◆ AUFGABE 1 ◆
Bis zu welcher Temperatur müssen die Klebeverbindungen laut dem Text zur Schuhherstellung thermisch stabil sein?
◆ AUFGABE 2 ◆
Schreiben Sie den Text zur Schuhherstellung nach seinem letzten Satz weiter.

··· DOKUMENTTEXT ···

Verfahren zum Herstellen eines Schuhs
Die Erfindung betrifft ein Verfahren zum Herstellen eines Schuhs, insbesondere eines Sportschuhs, oder einzelner Komponenten eines Schuhs, wobei man die Komponenten des Schuhs, insbesondere den Schuhschaft und die Laufsohle, durch Kleben miteinander verbindet und mindestens eine der zu verklebenden Oberflächen vor dem Auftragen des Klebstoffs vorbehandelt.
Bei der Schuhherstellung werden viele einzelne Komponenten des Schuhes durch Kleben miteinander verbunden. Dies gilt insbesondere für Sportschuhe, bei deren Herstellung ausschließlich geklebt wird. Diese Verklebungen, insbesondere die Klebeverbindung zwischen dem Schuhschaft und der Laufsohle, sind im Gebrauch hohen Beanspruchungen ausgesetzt und müssen daher eine Vielzahl von Anforderungen erfüllen. So müssen sie starken Kräften bei der Benutzung des Schuhs standhalten. Die Klebeverbindungen müssen bei Temperaturen bis zu etwa 80 °C thermisch stabil sein. Eine hohe Flexibilität und eine Hydrolysebeständigkeit, also eine Beständigkeit gegen Regenwasser von außen und Schweiß von innen, ist erforderlich.
In modernen Schuhen findet eine Vielzahl von unterschiedlichen Kunststoffen Verwendung, von denen viele nur schwer mit Hilfe der gewünschten Klebstoffe zu verbinden sind.
Die Klebbarkeit wird bei einem Teil der Kunststoffe auch durch die Additive verringert, die zum Teil aus dem Innern an die Oberfläche des Kunststoffs wandern und auf diese Weise die Klebbarkeit zusätzlich verschlechtern. Zu derartigen Additiven gehören Gleitmittel wie Fettsäureamide oder die beim Spritzgießprozeß als Formtrennmittel eingesetzten Siliconöle oder Stearate. Ein anderer Grund für die schlechte Klebbarkeit mancher Kunststoffe liegt an deren unpolaren Oberflächen, wenn ein polarer Klebstoff wie z. B. ein Klebstoff auf Polyurethanbasis
verwendet werden soll. Aus diesen wenigen Beispielen ist ersichtlich, daß die schlechte Klebbarkeit bei jeder der vielfältigen Kombinationen eines bestimmten Kunststoffes und eines bestimmten Klebstoffes unterschiedliche Ursachen haben kann.

··· BEREITGESTELLTE DATEN ···

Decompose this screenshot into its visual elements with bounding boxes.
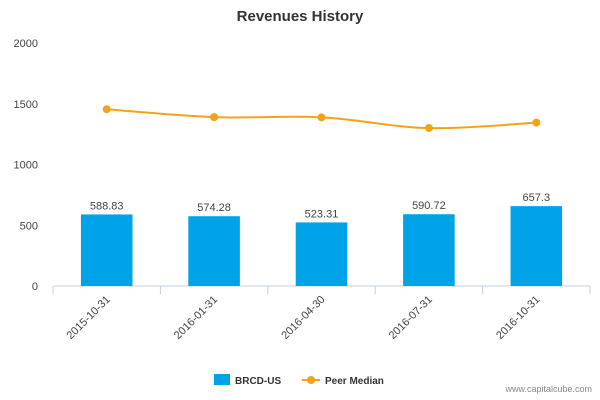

···

◆ ANTWORT 1 ◆
Bis zu etwa 80 °C.

◆ ANTWORT 2 ◆
Um die Adhäsion zu verbessern, werden im Stand der Technik die zu verklebenden Oberflächen vorbehandelt, bevor der Klebstoff aufgetragen wird. Dazu ist es bekannt, die Oberflächen manuell oder automatisch mit einem Fräser aufzurauhen oder mit einem Lösungsmittel abzuwaschen und zusätzlich eine halo- genierte Substanz aufzutragen, welche nach dem Trocknen mit der Kunststoffoberfläche reagiert und diese derart modifiziert, daß eine bessere Adhäsion erreicht wird. Das Auftragen eines derartigen Primers hat mehrere schwerwiegende Nachteile. Die Substanzen sind im allgemeinen gesundheitsschädlich und erfordern daher einen hohen Aufwand zum Schutz des Arbeitspersonals. Das Auftragen, das Trocknen und die Reaktion benötigen eine lange Zeit und besondere Arbeitsräume und erfordern einen relativ hohen personellen Aufwand.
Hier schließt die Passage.